**** Data in this exercise ****

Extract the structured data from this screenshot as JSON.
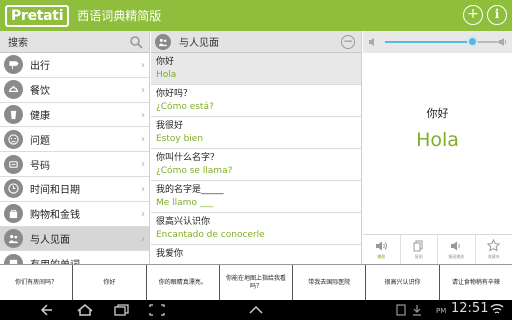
{
  "header": {
    "logo": "Pretati",
    "title": "西语词典精简版",
    "plus_glyph": "+",
    "info_glyph": "i"
  },
  "sidebar": {
    "search_label": "搜索",
    "items": [
      {
        "label": "出行",
        "icon": "signpost-icon"
      },
      {
        "label": "餐饮",
        "icon": "dish-icon"
      },
      {
        "label": "健康",
        "icon": "cup-icon"
      },
      {
        "label": "问题",
        "icon": "sad-face-icon"
      },
      {
        "label": "号码",
        "icon": "number-icon"
      },
      {
        "label": "时间和日期",
        "icon": "clock-icon"
      },
      {
        "label": "购物和金钱",
        "icon": "shopping-bag-icon"
      },
      {
        "label": "与人见面",
        "icon": "people-icon"
      },
      {
        "label": "有用的单词",
        "icon": "book-icon"
      }
    ]
  },
  "phrases_panel": {
    "title": "与人见面",
    "items": [
      {
        "zh": "你好",
        "es": "Hola"
      },
      {
        "zh": "你好吗？",
        "es": "¿Cómo está?"
      },
      {
        "zh": "我很好",
        "es": "Estoy bien"
      },
      {
        "zh": "你叫什么名字？",
        "es": "¿Cómo se llama?"
      },
      {
        "zh": "我的名字是_____",
        "es": "Me llamo ___"
      },
      {
        "zh": "很高兴认识你",
        "es": "Encantado de conocerle"
      },
      {
        "zh": "我爱你",
        "es": ""
      }
    ]
  },
  "detail": {
    "zh": "你好",
    "es": "Hola",
    "actions": [
      {
        "label": "播放",
        "icon": "speaker-icon"
      },
      {
        "label": "复制",
        "icon": "copy-icon"
      },
      {
        "label": "慢速播放",
        "icon": "slow-speaker-icon"
      },
      {
        "label": "收藏夹",
        "icon": "star-icon"
      }
    ]
  },
  "suggestions": [
    "你们有房间吗？",
    "你好",
    "你的眼睛真漂亮。",
    "你能在地图上指给我看吗？",
    "带我去国际医院",
    "很高兴认识你",
    "请让食物稍有辛辣"
  ],
  "status": {
    "ampm": "PM",
    "time": "12:51"
  },
  "colors": {
    "accent": "#8fbd3c",
    "spanish_text": "#7fae28",
    "volume": "#5bb6e0"
  }
}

****

In the material above, find the lines that contain "speaker" and show them.

• [Exercise response]
        "icon": "speaker-icon"
        "icon": "slow-speaker-icon"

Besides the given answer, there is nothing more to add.